» Work to do: Gather all lines in the data that hold the string "reglamentos".

» Records contained in a dataset:
===============

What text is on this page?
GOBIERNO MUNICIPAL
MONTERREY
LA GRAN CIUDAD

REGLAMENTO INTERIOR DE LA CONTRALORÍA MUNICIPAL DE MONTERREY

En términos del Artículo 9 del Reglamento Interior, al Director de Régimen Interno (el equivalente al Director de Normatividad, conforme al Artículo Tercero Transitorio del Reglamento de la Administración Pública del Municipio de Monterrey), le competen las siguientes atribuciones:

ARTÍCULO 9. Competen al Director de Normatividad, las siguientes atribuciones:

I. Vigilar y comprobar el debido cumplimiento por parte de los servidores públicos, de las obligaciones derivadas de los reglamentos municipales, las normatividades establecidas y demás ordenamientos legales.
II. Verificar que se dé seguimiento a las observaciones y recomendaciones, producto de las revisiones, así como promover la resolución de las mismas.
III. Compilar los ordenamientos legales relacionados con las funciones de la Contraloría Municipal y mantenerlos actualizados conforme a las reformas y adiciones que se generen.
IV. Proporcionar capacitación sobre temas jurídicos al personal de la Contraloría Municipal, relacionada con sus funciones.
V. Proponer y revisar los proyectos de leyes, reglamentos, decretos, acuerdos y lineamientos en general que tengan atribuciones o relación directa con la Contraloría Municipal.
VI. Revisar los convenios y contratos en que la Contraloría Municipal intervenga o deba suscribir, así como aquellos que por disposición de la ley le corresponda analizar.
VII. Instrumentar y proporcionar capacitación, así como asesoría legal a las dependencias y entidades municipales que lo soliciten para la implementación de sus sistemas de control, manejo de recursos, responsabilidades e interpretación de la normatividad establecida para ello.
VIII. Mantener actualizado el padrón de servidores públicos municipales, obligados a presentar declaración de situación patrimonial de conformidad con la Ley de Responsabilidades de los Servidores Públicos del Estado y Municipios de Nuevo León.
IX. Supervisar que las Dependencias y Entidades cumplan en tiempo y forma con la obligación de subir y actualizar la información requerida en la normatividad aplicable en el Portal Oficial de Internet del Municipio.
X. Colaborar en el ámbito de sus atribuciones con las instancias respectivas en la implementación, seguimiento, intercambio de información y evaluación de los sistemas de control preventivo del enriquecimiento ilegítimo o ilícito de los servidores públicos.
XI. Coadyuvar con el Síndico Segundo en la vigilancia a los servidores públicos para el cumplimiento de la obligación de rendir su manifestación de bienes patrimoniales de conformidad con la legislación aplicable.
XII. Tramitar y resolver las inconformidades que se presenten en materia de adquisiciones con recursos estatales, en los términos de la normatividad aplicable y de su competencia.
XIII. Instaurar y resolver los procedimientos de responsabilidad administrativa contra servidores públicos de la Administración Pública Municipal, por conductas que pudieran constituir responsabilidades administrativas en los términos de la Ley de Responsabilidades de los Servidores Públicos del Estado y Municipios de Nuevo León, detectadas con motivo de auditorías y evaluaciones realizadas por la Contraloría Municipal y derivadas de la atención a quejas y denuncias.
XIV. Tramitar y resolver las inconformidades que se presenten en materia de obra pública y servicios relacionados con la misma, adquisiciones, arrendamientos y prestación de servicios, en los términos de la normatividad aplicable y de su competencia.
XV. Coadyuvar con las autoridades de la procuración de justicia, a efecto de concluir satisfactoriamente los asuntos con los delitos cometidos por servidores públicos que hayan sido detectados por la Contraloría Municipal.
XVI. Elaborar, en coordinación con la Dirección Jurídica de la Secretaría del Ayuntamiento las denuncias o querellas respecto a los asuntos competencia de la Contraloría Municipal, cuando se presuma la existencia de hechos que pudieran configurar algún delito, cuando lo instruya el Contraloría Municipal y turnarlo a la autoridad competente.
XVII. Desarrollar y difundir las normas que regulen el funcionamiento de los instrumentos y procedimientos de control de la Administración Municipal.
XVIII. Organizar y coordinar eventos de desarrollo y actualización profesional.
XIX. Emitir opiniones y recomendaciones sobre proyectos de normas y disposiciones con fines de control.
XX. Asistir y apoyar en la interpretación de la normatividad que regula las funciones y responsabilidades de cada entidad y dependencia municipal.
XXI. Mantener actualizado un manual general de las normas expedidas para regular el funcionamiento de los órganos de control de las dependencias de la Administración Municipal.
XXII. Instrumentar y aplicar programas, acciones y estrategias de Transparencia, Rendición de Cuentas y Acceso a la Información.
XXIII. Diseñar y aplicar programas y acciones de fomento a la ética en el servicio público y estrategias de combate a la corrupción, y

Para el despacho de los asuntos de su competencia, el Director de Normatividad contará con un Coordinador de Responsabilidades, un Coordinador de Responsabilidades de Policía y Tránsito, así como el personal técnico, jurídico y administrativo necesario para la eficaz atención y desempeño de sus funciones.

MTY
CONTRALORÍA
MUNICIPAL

===============

» Answer for this exercise:
I. Vigilar y comprobar el debido cumplimiento por parte de los servidores públicos, de las obligaciones derivadas de los reglamentos municipales, las normatividades establecidas y demás ordenamientos legales.
V. Proponer y revisar los proyectos de leyes, reglamentos, decretos, acuerdos y lineamientos en general que tengan atribuciones o relación directa con la Contraloría Municipal.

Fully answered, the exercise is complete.